Give back the full listing verbatim, apart from its images.
-*-
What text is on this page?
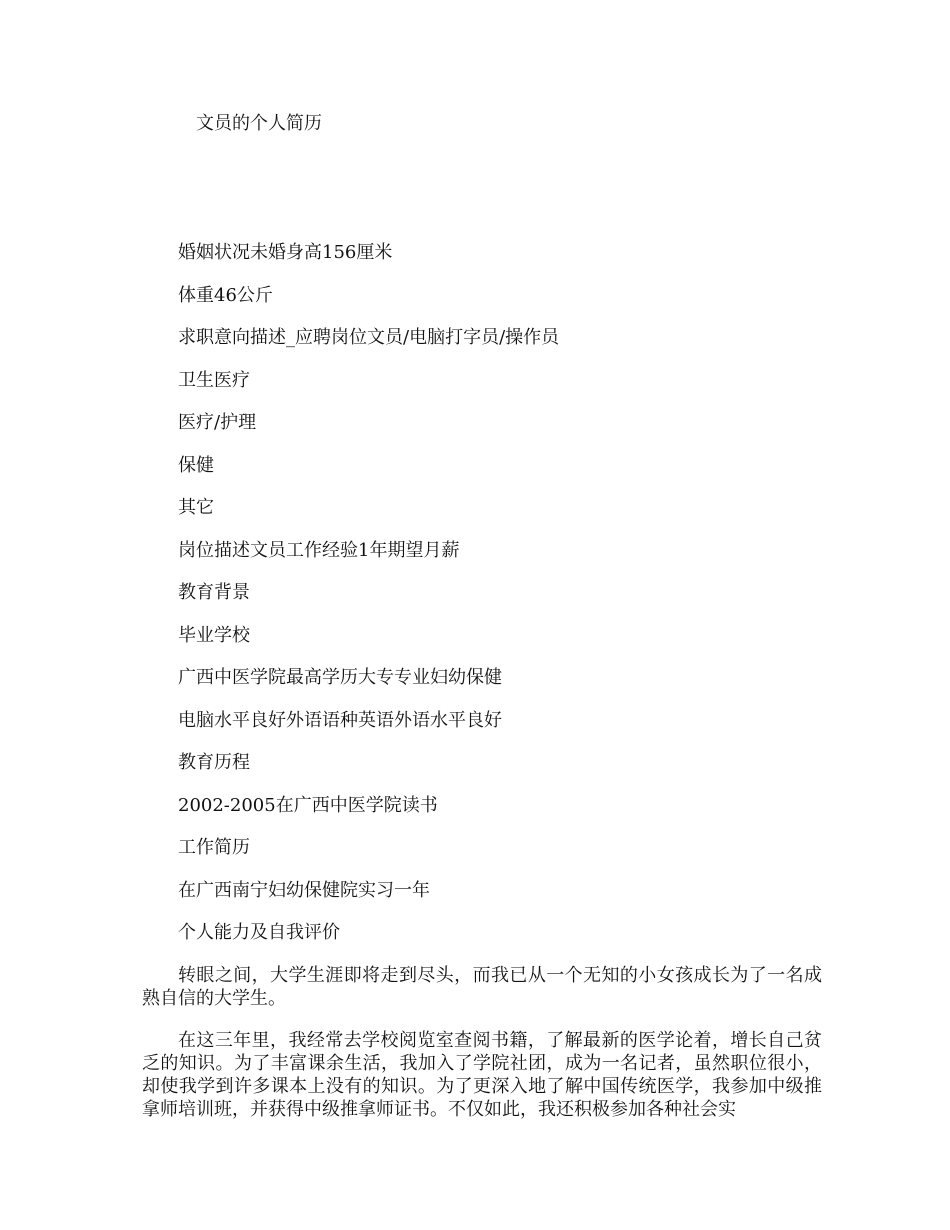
文员的个人简历
婚姻状况未婚身高156厘米
体重46公斤
求职意向描述_应聘岗位文员/电脑打字员/操作员
卫生医疗
医疗/护理
保健
其它
岗位描述文员工作经验1年期望月薪
教育背景
毕业学校
广西中医学院最高学历大专专业妇幼保健
电脑水平良好外语语种英语外语水平良好
教育历程
2002-2005在广西中医学院读书
工作简历
在广西南宁妇幼保健院实习一年
个人能力及自我评价

转眼之间，大学生涯即将走到尽头，而我已从一个无知的小女孩成长为了一名成熟自信的大学生。

在这三年里，我经常去学校阅览室查阅书籍，了解最新的医学论着，增长自己贫乏的知识。为了丰富课余生活，我加入了学院社团，成为一名记者，虽然职位很小，却使我学到许多课本上没有的知识。为了更深入地了解中国传统医学，我参加中级推拿师培训班，并获得中级推拿师证书。不仅如此，我还积极参加各种社会实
-*-
# The output
What text is on this page?
文员的个人简历
婚姻状况未婚身高156厘米
体重46公斤
求职意向描述_应聘岗位文员/电脑打字员/操作员
卫生医疗
医疗/护理
保健
其它
岗位描述文员工作经验1年期望月薪
教育背景
毕业学校
广西中医学院最高学历大专专业妇幼保健
电脑水平良好外语语种英语外语水平良好
教育历程
2002-2005在广西中医学院读书
工作简历
在广西南宁妇幼保健院实习一年
个人能力及自我评价

转眼之间，大学生涯即将走到尽头，而我已从一个无知的小女孩成长为了一名成熟自信的大学生。

在这三年里，我经常去学校阅览室查阅书籍，了解最新的医学论着，增长自己贫乏的知识。为了丰富课余生活，我加入了学院社团，成为一名记者，虽然职位很小，却使我学到许多课本上没有的知识。为了更深入地了解中国传统医学，我参加中级推拿师培训班，并获得中级推拿师证书。不仅如此，我还积极参加各种社会实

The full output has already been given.